◆ Work to be completed:
Transcribe the full listing exactly, and drop every picture.

Rows from a figure dataset:

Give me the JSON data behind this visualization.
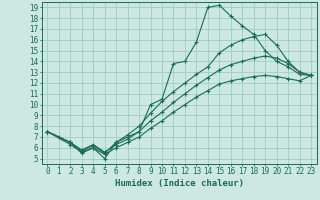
{
  "xlabel": "Humidex (Indice chaleur)",
  "bg_color": "#cce8e0",
  "grid_color": "#9ecec4",
  "line_color": "#1a6b5a",
  "xlim": [
    -0.5,
    23.5
  ],
  "ylim": [
    4.5,
    19.5
  ],
  "xticks": [
    0,
    1,
    2,
    3,
    4,
    5,
    6,
    7,
    8,
    9,
    10,
    11,
    12,
    13,
    14,
    15,
    16,
    17,
    18,
    19,
    20,
    21,
    22,
    23
  ],
  "yticks": [
    5,
    6,
    7,
    8,
    9,
    10,
    11,
    12,
    13,
    14,
    15,
    16,
    17,
    18,
    19
  ],
  "series": [
    {
      "x": [
        0,
        1,
        2,
        3,
        4,
        5,
        6,
        7,
        8,
        9,
        10,
        11,
        12,
        13,
        14,
        15,
        16,
        17,
        18,
        19,
        20,
        21,
        22,
        23
      ],
      "y": [
        7.5,
        7.0,
        6.5,
        5.5,
        6.0,
        5.0,
        6.5,
        7.0,
        7.5,
        10.0,
        10.5,
        13.8,
        14.0,
        15.8,
        19.0,
        19.2,
        18.2,
        17.3,
        16.5,
        15.0,
        14.0,
        13.5,
        12.8,
        12.7
      ]
    },
    {
      "x": [
        0,
        2,
        3,
        4,
        5,
        6,
        7,
        8,
        9,
        10,
        11,
        12,
        13,
        14,
        15,
        16,
        17,
        18,
        19,
        20,
        21,
        22,
        23
      ],
      "y": [
        7.5,
        6.5,
        5.7,
        6.2,
        5.5,
        6.5,
        7.2,
        8.0,
        9.2,
        10.3,
        11.2,
        12.0,
        12.8,
        13.5,
        14.8,
        15.5,
        16.0,
        16.3,
        16.5,
        15.5,
        14.0,
        13.0,
        12.7
      ]
    },
    {
      "x": [
        0,
        2,
        3,
        4,
        5,
        6,
        7,
        8,
        9,
        10,
        11,
        12,
        13,
        14,
        15,
        16,
        17,
        18,
        19,
        20,
        21,
        22,
        23
      ],
      "y": [
        7.5,
        6.5,
        5.8,
        6.3,
        5.6,
        6.3,
        6.8,
        7.5,
        8.5,
        9.3,
        10.2,
        11.0,
        11.8,
        12.5,
        13.2,
        13.7,
        14.0,
        14.3,
        14.5,
        14.3,
        13.8,
        13.0,
        12.7
      ]
    },
    {
      "x": [
        0,
        2,
        3,
        4,
        5,
        6,
        7,
        8,
        9,
        10,
        11,
        12,
        13,
        14,
        15,
        16,
        17,
        18,
        19,
        20,
        21,
        22,
        23
      ],
      "y": [
        7.5,
        6.3,
        5.6,
        6.0,
        5.4,
        6.0,
        6.5,
        7.0,
        7.8,
        8.5,
        9.3,
        10.0,
        10.7,
        11.3,
        11.9,
        12.2,
        12.4,
        12.6,
        12.7,
        12.6,
        12.4,
        12.2,
        12.7
      ]
    }
  ]
}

◆ Task answer:
Give me the JSON data behind this visualization.
{
  "xlabel": "Humidex (Indice chaleur)",
  "bg_color": "#cce8e0",
  "grid_color": "#9ecec4",
  "line_color": "#1a6b5a",
  "xlim": [
    -0.5,
    23.5
  ],
  "ylim": [
    4.5,
    19.5
  ],
  "xticks": [
    0,
    1,
    2,
    3,
    4,
    5,
    6,
    7,
    8,
    9,
    10,
    11,
    12,
    13,
    14,
    15,
    16,
    17,
    18,
    19,
    20,
    21,
    22,
    23
  ],
  "yticks": [
    5,
    6,
    7,
    8,
    9,
    10,
    11,
    12,
    13,
    14,
    15,
    16,
    17,
    18,
    19
  ],
  "series": [
    {
      "x": [
        0,
        1,
        2,
        3,
        4,
        5,
        6,
        7,
        8,
        9,
        10,
        11,
        12,
        13,
        14,
        15,
        16,
        17,
        18,
        19,
        20,
        21,
        22,
        23
      ],
      "y": [
        7.5,
        7.0,
        6.5,
        5.5,
        6.0,
        5.0,
        6.5,
        7.0,
        7.5,
        10.0,
        10.5,
        13.8,
        14.0,
        15.8,
        19.0,
        19.2,
        18.2,
        17.3,
        16.5,
        15.0,
        14.0,
        13.5,
        12.8,
        12.7
      ]
    },
    {
      "x": [
        0,
        2,
        3,
        4,
        5,
        6,
        7,
        8,
        9,
        10,
        11,
        12,
        13,
        14,
        15,
        16,
        17,
        18,
        19,
        20,
        21,
        22,
        23
      ],
      "y": [
        7.5,
        6.5,
        5.7,
        6.2,
        5.5,
        6.5,
        7.2,
        8.0,
        9.2,
        10.3,
        11.2,
        12.0,
        12.8,
        13.5,
        14.8,
        15.5,
        16.0,
        16.3,
        16.5,
        15.5,
        14.0,
        13.0,
        12.7
      ]
    },
    {
      "x": [
        0,
        2,
        3,
        4,
        5,
        6,
        7,
        8,
        9,
        10,
        11,
        12,
        13,
        14,
        15,
        16,
        17,
        18,
        19,
        20,
        21,
        22,
        23
      ],
      "y": [
        7.5,
        6.5,
        5.8,
        6.3,
        5.6,
        6.3,
        6.8,
        7.5,
        8.5,
        9.3,
        10.2,
        11.0,
        11.8,
        12.5,
        13.2,
        13.7,
        14.0,
        14.3,
        14.5,
        14.3,
        13.8,
        13.0,
        12.7
      ]
    },
    {
      "x": [
        0,
        2,
        3,
        4,
        5,
        6,
        7,
        8,
        9,
        10,
        11,
        12,
        13,
        14,
        15,
        16,
        17,
        18,
        19,
        20,
        21,
        22,
        23
      ],
      "y": [
        7.5,
        6.3,
        5.6,
        6.0,
        5.4,
        6.0,
        6.5,
        7.0,
        7.8,
        8.5,
        9.3,
        10.0,
        10.7,
        11.3,
        11.9,
        12.2,
        12.4,
        12.6,
        12.7,
        12.6,
        12.4,
        12.2,
        12.7
      ]
    }
  ]
}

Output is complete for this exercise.